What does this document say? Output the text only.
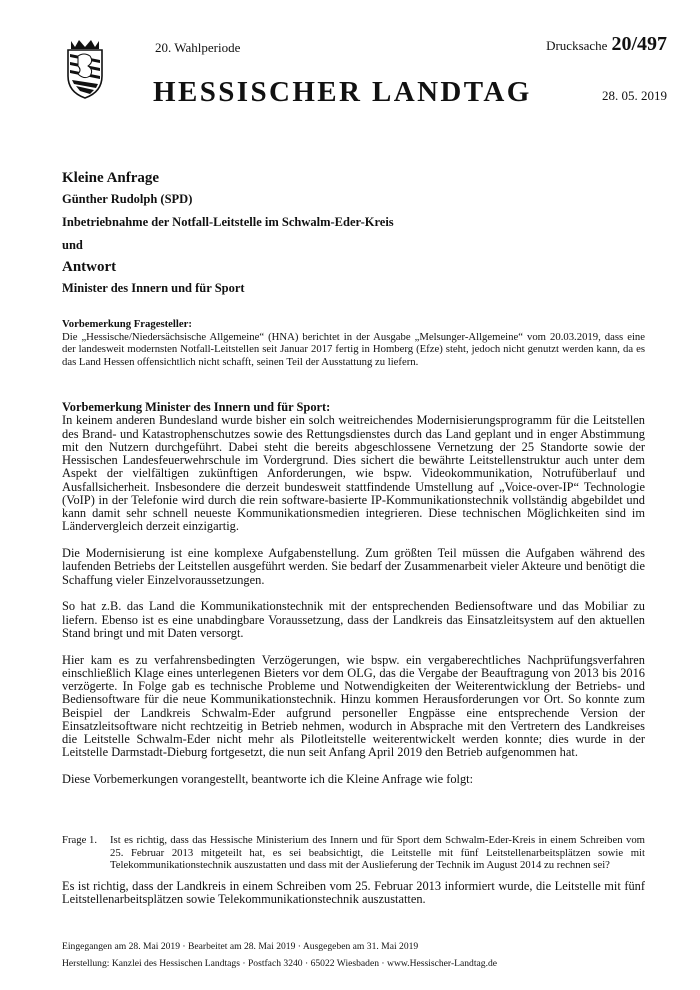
20. Wahlperiode	Drucksache 20/497
HESSISCHER LANDTAG	28. 05. 2019
Kleine Anfrage
Günther Rudolph (SPD)
Inbetriebnahme der Notfall-Leitstelle im Schwalm-Eder-Kreis
und
Antwort
Minister des Innern und für Sport
Vorbemerkung Fragesteller:
Die „Hessische/Niedersächsische Allgemeine“ (HNA) berichtet in der Ausgabe „Melsunger-Allgemeine“ vom 20.03.2019, dass eine der landesweit modernsten Notfall-Leitstellen seit Januar 2017 fertig in Homberg (Efze) steht, jedoch nicht genutzt werden kann, da es das Land Hessen offensichtlich nicht schafft, seinen Teil der Ausstattung zu liefern.
Vorbemerkung Minister des Innern und für Sport:

In keinem anderen Bundesland wurde bisher ein solch weitreichendes Modernisierungsprogramm für die Leitstellen des Brand- und Katastrophenschutzes sowie des Rettungsdienstes durch das Land geplant und in enger Abstimmung mit den Nutzern durchgeführt. Dabei steht die bereits abgeschlossene Vernetzung der 25 Standorte sowie der Hessischen Landesfeuerwehrschule im Vordergrund. Dies sichert die bewährte Leitstellenstruktur auch unter dem Aspekt der vielfältigen zukünftigen Anforderungen, wie bspw. Videokommunikation, Notrufüberlauf und Ausfallsicherheit. Insbesondere die derzeit bundesweit stattfindende Umstellung auf „Voice-over-IP“ Technologie (VoIP) in der Telefonie wird durch die rein software-basierte IP-Kommunikationstechnik vollständig abgebildet und kann damit sehr schnell neueste Kommunikationsmedien integrieren. Diese technischen Möglichkeiten sind im Ländervergleich derzeit einzigartig.

Die Modernisierung ist eine komplexe Aufgabenstellung. Zum größten Teil müssen die Aufgaben während des laufenden Betriebs der Leitstellen ausgeführt werden. Sie bedarf der Zusammenarbeit vieler Akteure und benötigt die Schaffung vieler Einzelvoraussetzungen.

So hat z.B. das Land die Kommunikationstechnik mit der entsprechenden Bediensoftware und das Mobiliar zu liefern. Ebenso ist es eine unabdingbare Voraussetzung, dass der Landkreis das Einsatzleitsystem auf den aktuellen Stand bringt und mit Daten versorgt.

Hier kam es zu verfahrensbedingten Verzögerungen, wie bspw. ein vergaberechtliches Nachprüfungsverfahren einschließlich Klage eines unterlegenen Bieters vor dem OLG, das die Vergabe der Beauftragung von 2013 bis 2016 verzögerte. In Folge gab es technische Probleme und Notwendigkeiten der Weiterentwicklung der Betriebs- und Bediensoftware für die neue Kommunikationstechnik. Hinzu kommen Herausforderungen vor Ort. So konnte zum Beispiel der Landkreis Schwalm-Eder aufgrund personeller Engpässe eine entsprechende Version der Einsatzleitsoftware nicht rechtzeitig in Betrieb nehmen, wodurch in Absprache mit den Vertretern des Landkreises die Leitstelle Schwalm-Eder nicht mehr als Pilotleitstelle weiterentwickelt werden konnte; dies wurde in der Leitstelle Darmstadt-Dieburg fortgesetzt, die nun seit Anfang April 2019 den Betrieb aufgenommen hat.

Diese Vorbemerkungen vorangestellt, beantworte ich die Kleine Anfrage wie folgt:

Frage 1.	Ist es richtig, dass das Hessische Ministerium des Innern und für Sport dem Schwalm-Eder-Kreis in einem Schreiben vom 25. Februar 2013 mitgeteilt hat, es sei beabsichtigt, die Leitstelle mit fünf Leitstellenarbeitsplätzen sowie mit Telekommunikationstechnik auszustatten und dass mit der Auslieferung der Technik im August 2014 zu rechnen sei?
Es ist richtig, dass der Landkreis in einem Schreiben vom 25. Februar 2013 informiert wurde, die Leitstelle mit fünf Leitstellenarbeitsplätzen sowie Telekommunikationstechnik auszustatten.
Eingegangen am 28. Mai 2019 · Bearbeitet am 28. Mai 2019 · Ausgegeben am 31. Mai 2019
Herstellung: Kanzlei des Hessischen Landtags · Postfach 3240 · 65022 Wiesbaden · www.Hessischer-Landtag.de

********************

What you should do: For each line in the data that contains the string "Sport", give a copy of that line.

Result of the exercise:
Minister des Innern und für Sport
Vorbemerkung Minister des Innern und für Sport:
Frage 1.	Ist es richtig, dass das Hessische Ministerium des Innern und für Sport dem Schwalm-Eder-Kreis in einem Schreiben vom 25. Februar 2013 mitgeteilt hat, es sei beabsichtigt, die Leitstelle mit fünf Leitstellenarbeitsplätzen sowie mit Telekommunikationstechnik auszustatten und dass mit der Auslieferung der Technik im August 2014 zu rechnen sei?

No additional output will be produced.